Short problem
Can you print every record below exactly as written?

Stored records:

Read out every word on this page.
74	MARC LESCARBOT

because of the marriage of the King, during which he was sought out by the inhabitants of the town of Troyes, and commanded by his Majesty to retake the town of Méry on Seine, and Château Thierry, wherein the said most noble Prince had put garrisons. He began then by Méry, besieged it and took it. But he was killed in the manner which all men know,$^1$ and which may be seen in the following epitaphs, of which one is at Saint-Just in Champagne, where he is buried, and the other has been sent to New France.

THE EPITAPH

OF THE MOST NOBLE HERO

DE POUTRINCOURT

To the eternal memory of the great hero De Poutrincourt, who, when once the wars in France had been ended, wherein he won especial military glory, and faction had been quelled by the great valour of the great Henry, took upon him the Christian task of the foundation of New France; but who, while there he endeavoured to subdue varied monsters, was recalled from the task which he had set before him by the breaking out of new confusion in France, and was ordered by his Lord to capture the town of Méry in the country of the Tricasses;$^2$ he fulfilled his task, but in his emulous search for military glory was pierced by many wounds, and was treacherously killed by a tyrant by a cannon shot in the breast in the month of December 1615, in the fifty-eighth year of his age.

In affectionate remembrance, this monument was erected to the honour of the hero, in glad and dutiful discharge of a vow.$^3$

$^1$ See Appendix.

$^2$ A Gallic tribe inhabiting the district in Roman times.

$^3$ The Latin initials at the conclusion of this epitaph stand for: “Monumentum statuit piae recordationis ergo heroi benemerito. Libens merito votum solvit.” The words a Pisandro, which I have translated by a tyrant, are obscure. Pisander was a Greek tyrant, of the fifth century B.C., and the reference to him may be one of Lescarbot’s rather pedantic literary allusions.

Task answer
Read out every word on this page.
74	MARC LESCARBOT

because of the marriage of the King, during which he was sought out by the inhabitants of the town of Troyes, and commanded by his Majesty to retake the town of Méry on Seine, and Château Thierry, wherein the said most noble Prince had put garrisons. He began then by Méry, besieged it and took it. But he was killed in the manner which all men know,$^1$ and which may be seen in the following epitaphs, of which one is at Saint-Just in Champagne, where he is buried, and the other has been sent to New France.

THE EPITAPH

OF THE MOST NOBLE HERO

DE POUTRINCOURT

To the eternal memory of the great hero De Poutrincourt, who, when once the wars in France had been ended, wherein he won especial military glory, and faction had been quelled by the great valour of the great Henry, took upon him the Christian task of the foundation of New France; but who, while there he endeavoured to subdue varied monsters, was recalled from the task which he had set before him by the breaking out of new confusion in France, and was ordered by his Lord to capture the town of Méry in the country of the Tricasses;$^2$ he fulfilled his task, but in his emulous search for military glory was pierced by many wounds, and was treacherously killed by a tyrant by a cannon shot in the breast in the month of December 1615, in the fifty-eighth year of his age.

In affectionate remembrance, this monument was erected to the honour of the hero, in glad and dutiful discharge of a vow.$^3$

$^1$ See Appendix.

$^2$ A Gallic tribe inhabiting the district in Roman times.

$^3$ The Latin initials at the conclusion of this epitaph stand for: “Monumentum statuit piae recordationis ergo heroi benemerito. Libens merito votum solvit.” The words a Pisandro, which I have translated by a tyrant, are obscure. Pisander was a Greek tyrant, of the fifth century B.C., and the reference to him may be one of Lescarbot’s rather pedantic literary allusions.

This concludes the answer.